### Task directions
Continue the Tui module documentation from its last sentence.

Tui
Model/View/Update for the command line.
Use this module to define a command-line program that uses the elm architecture.
See defineProgram
for details, or one of the examples.
Defining your program
Define your Tui program.
Very similar to a normal Node.defineProgram
, except for two special functions:
view
: Takes your Model and returns a UI
element.
gren-tui will print this to the screen, keeping track of how many lines are
output so it can clear only those lines and print again when the output
changes. This lets you do things like render progress bars, move characters
around the screen, offer menu selections, etc.
onInput
: Whenever a key is pressed, a message is sent to your app with an
Input
value. This lets you capture text, trigger events on certain
key presses, etc.
Type alias for Tui programs.
Holds information about the environment your program is running in.
This will be passed to your init function. For example:
init env =
Node.startProgram
{ model =
{ maxWidth = env.columns
, maxHeight = env.rows
}
, command =
Cmd.none
}
User Input
Value sent to your onInput
message when the program receives input
(a key is pressed, a signal is received, etc.)
Your program will receive keyboard input as the keys are pressed, as
opposed to getting a bunch of characters after Enter is pressed (under the hood
your terminal program is running in "raw mode"). For example, if someone types
"hi" after starting your program, it will receive a message with KeyChar "h"
and then another message with KeyChar "i"
.
CursorReport
is a special input type you will receive if you include
Ansi.getCursorReport
in your output. Use this to get the current row and column position of the cursor in the terminal
(where the upper-left corner of the window is row 1 column 1).

### The data
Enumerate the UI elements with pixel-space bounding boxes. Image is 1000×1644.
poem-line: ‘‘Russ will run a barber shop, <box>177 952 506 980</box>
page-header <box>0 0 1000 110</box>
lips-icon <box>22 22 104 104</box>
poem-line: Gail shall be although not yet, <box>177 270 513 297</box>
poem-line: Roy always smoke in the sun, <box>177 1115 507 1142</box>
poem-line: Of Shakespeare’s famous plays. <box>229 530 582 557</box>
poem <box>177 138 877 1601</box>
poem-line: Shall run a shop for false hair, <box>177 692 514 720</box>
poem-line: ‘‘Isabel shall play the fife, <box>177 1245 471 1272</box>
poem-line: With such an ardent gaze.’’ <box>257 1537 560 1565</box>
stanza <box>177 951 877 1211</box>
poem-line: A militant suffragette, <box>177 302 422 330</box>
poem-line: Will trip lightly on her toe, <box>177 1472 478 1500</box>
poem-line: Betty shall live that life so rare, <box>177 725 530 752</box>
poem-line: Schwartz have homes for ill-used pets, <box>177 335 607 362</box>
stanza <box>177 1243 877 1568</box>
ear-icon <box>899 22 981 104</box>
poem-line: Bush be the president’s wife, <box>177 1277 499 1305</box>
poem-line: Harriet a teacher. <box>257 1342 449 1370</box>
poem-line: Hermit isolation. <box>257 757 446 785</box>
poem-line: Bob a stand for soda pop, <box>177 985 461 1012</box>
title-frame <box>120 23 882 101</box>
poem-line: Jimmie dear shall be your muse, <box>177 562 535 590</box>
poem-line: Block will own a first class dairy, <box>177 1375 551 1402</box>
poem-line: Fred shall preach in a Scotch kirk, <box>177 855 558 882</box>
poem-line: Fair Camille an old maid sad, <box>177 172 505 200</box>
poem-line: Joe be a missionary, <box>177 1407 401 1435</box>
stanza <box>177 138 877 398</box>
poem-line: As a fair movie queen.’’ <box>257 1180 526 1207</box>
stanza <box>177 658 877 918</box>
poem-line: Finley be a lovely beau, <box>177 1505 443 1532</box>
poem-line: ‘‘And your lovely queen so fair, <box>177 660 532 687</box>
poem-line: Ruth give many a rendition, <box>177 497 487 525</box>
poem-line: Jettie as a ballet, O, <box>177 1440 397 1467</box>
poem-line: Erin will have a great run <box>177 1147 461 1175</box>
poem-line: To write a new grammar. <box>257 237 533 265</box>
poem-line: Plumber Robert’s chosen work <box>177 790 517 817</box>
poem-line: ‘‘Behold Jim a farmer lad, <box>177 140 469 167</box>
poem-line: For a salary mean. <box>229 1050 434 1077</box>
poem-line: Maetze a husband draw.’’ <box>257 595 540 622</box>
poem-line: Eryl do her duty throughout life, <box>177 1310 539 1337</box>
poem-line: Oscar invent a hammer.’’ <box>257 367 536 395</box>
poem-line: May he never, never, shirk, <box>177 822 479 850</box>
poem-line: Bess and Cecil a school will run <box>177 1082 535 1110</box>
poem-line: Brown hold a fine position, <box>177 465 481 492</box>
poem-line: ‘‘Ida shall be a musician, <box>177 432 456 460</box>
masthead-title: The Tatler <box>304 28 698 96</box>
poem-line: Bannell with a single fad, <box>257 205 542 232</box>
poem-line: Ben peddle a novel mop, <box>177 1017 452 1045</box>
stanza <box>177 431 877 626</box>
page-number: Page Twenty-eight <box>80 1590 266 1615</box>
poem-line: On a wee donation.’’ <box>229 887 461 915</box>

### Your response
CtrlC
is the "abort" signal and gets intercepted by gren-tui to exit your
program. For now you can't depend on receiving this in your app.
Helpers
Task that exits the program.
The Stream argument should be the stdout value you get from Environment
.
This is needed to clean things up (e.g. restore cursor, unset styles, etc).
The program will exit with a 0 status code.
If you want something other than zero, use exitWithCode
.
Here's an example of using it in your update function to exit when the user presses the escape key:
case input of
Tui.Escape ->
{ model = model
, command =
Tui.exit model.stdout
|> Task.execute
}
Task that exits the program with a specific exit code.
The Stream argument should be the stdout value you get from Environment
.
This is needed to clean things up (e.g. restore cursor, unset styles, etc).
Here's an example of using it in your update function to exit if there was a failure:
case result of
Error e ->
{ model = model
, command =
Stream.sendString model.stderr "Failed!"
|> Task.andThen (\_ -> Tui.exitWithCode model.stdout 1)
|> Task.execute
}
Task to hide the cursor.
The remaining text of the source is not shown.